Нам эта страна неизвестна. В записных книжках Ильфа приводится такой диалог:
- Что у нас, товарищи, сегодня в Италии? В Италии у нас фашизм.
- Нет, товарищ лектор, у нас фашизма нет. Фашизм - в Италии!
Ильф иронизирует над казенным языком политпросвета. Но диалог отдает мистикой. В нем есть много для размышления. История фашизма в стране, которая, надсаживаясь, затыкала лучшими своими детьми амбразуры, история фашизма в стране, которая заплатила самой дорогой ценой за уничтожение фашизма, история его в ней неизвестна.
Клио в этой стране редко приглашается к столу. Она нелюбима.
Мы знаем об Италии того времени по Висконти и Феллини, по смешному топоту фашистов, бегущих по пыльной площади маленького городка.
Да еще имя - Бенито Муссолини. Есть редкие известные всему человечеству личности, которые характерны тем, что человечество отмечает лишь даты их смерти. Есть, конечно, некоторое количество последователей, исключенных из признанного круга, которые помнят, например, что Гитлер родился в 1889-м, а Муссолини - в 1883-м.
Дата смерти одна - сорок пятый. Это не дата смерти фашизма.
Итальянский фашизм принято считать опереточным. Рассказывают, например, такой анекдот. Незадолго до начала политической деятельности безработному тогда Муссолини предложили завербоваться на работу в Южную Америку. Он сказал, что посоветуется с Судьбой, и кинул монетку. Та выпала иначе. Результат известен.

:: Проверьте понимание ::
1. В каком году родился Муссолини согласно тексту об итальянском фашизме?
2. Назовите всех реальных людей, упомянутых по имени или фамилии в тексте об итальянском фашизме.
3. Подхватите, пожалуйста, текст об итальянском фашизме и продолжите его после последней фразы.

:: Материал для работы ::
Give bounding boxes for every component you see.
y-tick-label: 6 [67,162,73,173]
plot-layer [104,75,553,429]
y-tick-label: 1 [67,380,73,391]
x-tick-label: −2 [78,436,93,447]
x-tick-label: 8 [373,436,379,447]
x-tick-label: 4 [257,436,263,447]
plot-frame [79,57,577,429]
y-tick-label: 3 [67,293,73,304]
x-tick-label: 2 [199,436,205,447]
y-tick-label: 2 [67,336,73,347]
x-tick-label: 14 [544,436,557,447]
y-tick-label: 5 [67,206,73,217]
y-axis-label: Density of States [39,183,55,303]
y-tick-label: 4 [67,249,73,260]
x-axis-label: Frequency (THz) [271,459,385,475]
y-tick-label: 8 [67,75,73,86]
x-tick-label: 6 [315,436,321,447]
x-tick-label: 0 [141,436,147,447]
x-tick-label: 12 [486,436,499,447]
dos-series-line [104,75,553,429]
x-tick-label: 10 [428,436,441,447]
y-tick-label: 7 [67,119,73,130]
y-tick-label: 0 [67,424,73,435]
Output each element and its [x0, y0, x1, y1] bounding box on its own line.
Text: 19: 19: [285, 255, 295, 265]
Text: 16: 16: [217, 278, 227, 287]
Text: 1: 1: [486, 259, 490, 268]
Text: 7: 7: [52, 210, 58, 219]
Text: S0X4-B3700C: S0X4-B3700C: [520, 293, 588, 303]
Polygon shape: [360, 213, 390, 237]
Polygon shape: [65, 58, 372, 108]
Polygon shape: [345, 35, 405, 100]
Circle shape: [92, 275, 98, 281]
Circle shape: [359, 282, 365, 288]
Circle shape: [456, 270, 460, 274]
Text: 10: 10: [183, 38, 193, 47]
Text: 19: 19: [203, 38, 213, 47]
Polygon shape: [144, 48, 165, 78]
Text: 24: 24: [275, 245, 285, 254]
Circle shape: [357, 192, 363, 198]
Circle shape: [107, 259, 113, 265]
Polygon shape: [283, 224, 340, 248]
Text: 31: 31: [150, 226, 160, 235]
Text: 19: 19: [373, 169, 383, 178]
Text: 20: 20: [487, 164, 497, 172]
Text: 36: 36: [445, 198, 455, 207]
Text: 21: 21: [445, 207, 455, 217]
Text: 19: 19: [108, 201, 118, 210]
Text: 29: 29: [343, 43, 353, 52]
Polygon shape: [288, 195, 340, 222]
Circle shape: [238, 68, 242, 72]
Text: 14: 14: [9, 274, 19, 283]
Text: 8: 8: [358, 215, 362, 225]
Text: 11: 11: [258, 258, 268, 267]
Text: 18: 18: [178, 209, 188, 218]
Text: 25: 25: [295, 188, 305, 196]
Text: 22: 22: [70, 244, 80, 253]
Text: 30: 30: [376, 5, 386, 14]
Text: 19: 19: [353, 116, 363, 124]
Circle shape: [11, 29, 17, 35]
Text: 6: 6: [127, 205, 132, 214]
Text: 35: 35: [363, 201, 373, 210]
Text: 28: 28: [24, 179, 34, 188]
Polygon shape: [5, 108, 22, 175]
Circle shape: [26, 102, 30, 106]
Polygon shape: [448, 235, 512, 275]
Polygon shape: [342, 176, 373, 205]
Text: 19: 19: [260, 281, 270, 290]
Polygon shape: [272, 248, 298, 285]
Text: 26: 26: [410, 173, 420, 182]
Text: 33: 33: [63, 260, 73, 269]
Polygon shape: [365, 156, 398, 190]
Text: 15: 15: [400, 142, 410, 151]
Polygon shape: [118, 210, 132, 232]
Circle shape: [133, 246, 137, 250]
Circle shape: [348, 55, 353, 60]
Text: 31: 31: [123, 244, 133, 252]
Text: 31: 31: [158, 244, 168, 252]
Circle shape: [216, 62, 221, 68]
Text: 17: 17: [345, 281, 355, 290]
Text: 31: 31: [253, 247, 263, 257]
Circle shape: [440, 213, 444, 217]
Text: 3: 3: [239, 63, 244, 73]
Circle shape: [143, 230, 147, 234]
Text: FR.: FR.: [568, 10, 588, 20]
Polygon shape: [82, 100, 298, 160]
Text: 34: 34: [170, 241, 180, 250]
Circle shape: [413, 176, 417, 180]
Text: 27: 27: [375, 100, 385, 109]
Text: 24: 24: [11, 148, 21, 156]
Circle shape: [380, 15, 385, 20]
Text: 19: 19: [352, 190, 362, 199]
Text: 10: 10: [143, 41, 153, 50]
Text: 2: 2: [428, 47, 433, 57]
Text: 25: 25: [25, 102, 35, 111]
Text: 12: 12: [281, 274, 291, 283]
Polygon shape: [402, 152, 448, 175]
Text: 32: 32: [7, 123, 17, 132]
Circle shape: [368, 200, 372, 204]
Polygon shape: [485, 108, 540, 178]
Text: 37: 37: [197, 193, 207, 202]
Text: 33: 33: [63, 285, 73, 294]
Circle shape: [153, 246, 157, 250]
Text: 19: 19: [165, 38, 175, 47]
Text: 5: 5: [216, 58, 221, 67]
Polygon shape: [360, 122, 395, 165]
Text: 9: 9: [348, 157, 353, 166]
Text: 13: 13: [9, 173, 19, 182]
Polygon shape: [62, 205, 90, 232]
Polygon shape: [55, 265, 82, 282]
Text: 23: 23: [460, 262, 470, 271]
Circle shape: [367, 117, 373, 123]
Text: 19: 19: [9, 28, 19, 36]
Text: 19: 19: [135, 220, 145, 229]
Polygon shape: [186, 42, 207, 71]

:: Ответы к заданиям ::
1. В 1883 году.

2. Ильф, Висконти, Феллини, Бенито Муссолини, Гитлер.

3.
Гадать о случайности здесь - все равно что воображать карту Европы в том случае, если бы Гитлера убили во время Пивного путча.
В 1919-м Муссолини создал военизированные отряды - потом немецкие СА были похожи на них. В 1922-м он предпринял поход на Рим и захватил власть. С двадцать второго по сорок третий он был диктатором Италии. В каком-то смысле он был первым политическим деятелем, попробовавшим фашистскую идею на практике. Да и термин-то родился на Апеннинах. Мы привыкли называть фашистами немцев - хотя суть близка.
И вот, как всякий диктатор, он написал свое сочинение - не в пример тоньше "Майн Кампф",- которое так и называлось: "Доктрина фашизма".
Есть такая история: в 1934 году, после убийства Дольфуса и попытки нацистского путча, Италия двинула свои войска к границе, и Германия была вынуждена отступить.
Аншлюс был отложен на четыре года. Неправомочен вопрос - кто из этих врагов-партнеров был лучше. Оба режима - хуже.
Но - по-разному.
Итальянец, закоченевший в русском снегу на Северном Дону в последних месяцах 1942 года, вызывал даже некоторое сочувствие. Ты-то куда, брат? Зачем?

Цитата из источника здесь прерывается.